Die Mobilität, die Fahrten, das woanders Hingelangen, ziehen sich wie die Eisenbahnschienen als Grundthema durch die Filme Hous. Immer wieder tauchen Eisenbahnen auf. Dramatisch wie in A Summer at Grandpa’s, wo eines der Kinder fast von einem Zug überfahren wird, meist aber sind sie einfach nur da: Gleise durchziehen die Bilder, sind Fluchtlinien in die Tiefe des Raums. Züge fahren aus dem Bild heraus, auf die vierte Wand zu, direkt auf den Zuschauer. Dies ist Auftakt und Ende von The Green, Green Grass of Home, aus Tunnel aus- und in Tunnel einfahrende Züge. Das Schwarz spuckt aus oder verschluckt die Handlungsträger, die gleiche Tunnel-Rahmung signalisiert die Gleichförmigkeit des Lebens. Dazwischen ist (fast) nichts passiert.

Datensätze:
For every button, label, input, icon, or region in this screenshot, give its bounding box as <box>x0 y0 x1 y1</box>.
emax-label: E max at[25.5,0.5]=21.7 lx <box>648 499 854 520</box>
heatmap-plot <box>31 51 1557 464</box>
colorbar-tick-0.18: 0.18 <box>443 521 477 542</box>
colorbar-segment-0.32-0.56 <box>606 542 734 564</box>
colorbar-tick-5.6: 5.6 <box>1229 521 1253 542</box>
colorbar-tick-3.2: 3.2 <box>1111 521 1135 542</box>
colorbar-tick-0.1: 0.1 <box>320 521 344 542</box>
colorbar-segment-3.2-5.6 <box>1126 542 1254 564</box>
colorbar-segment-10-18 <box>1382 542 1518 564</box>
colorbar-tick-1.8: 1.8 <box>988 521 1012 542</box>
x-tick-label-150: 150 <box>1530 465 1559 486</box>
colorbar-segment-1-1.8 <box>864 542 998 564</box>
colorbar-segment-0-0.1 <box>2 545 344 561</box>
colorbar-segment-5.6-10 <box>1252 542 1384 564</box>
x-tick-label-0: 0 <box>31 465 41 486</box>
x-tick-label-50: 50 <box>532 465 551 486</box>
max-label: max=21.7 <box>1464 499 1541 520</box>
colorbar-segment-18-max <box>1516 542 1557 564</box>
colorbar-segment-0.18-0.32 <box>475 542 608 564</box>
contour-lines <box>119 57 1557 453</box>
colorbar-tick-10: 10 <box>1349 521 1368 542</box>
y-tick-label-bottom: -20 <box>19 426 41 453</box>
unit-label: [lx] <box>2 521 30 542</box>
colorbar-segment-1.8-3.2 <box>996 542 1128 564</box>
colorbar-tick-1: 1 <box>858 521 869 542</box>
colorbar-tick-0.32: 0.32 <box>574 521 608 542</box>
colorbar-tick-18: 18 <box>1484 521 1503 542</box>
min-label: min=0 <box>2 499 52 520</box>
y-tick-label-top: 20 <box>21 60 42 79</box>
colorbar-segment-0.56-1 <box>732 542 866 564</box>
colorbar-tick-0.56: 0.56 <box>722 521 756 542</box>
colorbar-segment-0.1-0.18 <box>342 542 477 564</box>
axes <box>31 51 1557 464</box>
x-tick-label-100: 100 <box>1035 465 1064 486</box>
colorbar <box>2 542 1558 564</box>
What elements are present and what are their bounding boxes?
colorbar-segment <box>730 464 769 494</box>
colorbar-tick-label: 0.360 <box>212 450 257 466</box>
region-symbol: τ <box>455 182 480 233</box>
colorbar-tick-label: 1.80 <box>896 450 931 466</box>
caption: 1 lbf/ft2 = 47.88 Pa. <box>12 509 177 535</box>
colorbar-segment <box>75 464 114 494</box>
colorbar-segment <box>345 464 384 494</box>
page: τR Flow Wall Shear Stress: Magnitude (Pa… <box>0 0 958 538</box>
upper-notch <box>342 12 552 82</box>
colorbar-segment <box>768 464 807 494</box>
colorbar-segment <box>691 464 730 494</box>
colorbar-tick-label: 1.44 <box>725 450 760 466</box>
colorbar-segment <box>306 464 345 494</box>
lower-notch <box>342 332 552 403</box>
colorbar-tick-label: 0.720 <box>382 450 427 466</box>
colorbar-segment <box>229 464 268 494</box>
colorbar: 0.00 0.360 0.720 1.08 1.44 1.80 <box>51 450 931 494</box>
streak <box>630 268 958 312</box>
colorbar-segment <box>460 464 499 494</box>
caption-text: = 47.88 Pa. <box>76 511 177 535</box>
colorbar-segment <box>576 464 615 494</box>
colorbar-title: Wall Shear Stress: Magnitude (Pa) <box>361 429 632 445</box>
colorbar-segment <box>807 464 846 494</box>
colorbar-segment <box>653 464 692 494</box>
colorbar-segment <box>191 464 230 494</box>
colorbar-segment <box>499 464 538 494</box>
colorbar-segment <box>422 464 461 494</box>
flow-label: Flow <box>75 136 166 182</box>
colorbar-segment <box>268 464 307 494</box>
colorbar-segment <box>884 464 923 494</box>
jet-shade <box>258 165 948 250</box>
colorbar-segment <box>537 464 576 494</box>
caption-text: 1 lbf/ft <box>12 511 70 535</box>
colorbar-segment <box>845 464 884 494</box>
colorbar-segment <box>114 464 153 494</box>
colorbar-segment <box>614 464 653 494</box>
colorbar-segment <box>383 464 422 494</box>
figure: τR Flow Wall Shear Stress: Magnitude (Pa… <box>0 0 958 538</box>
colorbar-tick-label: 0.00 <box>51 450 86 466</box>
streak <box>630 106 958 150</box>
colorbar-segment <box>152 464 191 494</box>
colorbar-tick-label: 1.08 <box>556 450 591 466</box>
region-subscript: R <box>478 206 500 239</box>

Aufgabendetails: Schreiben Sie den Lesetext zu den Eisenbahnen in Hous Filmen vollständig und wortgetreu ab. Die Datensätze sind hierfür ohne Belang.

Ausgabe zur Übung:
Die Mobilität, die Fahrten, das woanders Hingelangen, ziehen sich wie die Eisenbahnschienen als Grundthema durch die Filme Hous. Immer wieder tauchen Eisenbahnen auf. Dramatisch wie in A Summer at Grandpa’s, wo eines der Kinder fast von einem Zug überfahren wird, meist aber sind sie einfach nur da: Gleise durchziehen die Bilder, sind Fluchtlinien in die Tiefe des Raums. Züge fahren aus dem Bild heraus, auf die vierte Wand zu, direkt auf den Zuschauer. Dies ist Auftakt und Ende von The Green, Green Grass of Home, aus Tunnel aus- und in Tunnel einfahrende Züge. Das Schwarz spuckt aus oder verschluckt die Handlungsträger, die gleiche Tunnel-Rahmung signalisiert die Gleichförmigkeit des Lebens. Dazwischen ist (fast) nichts passiert.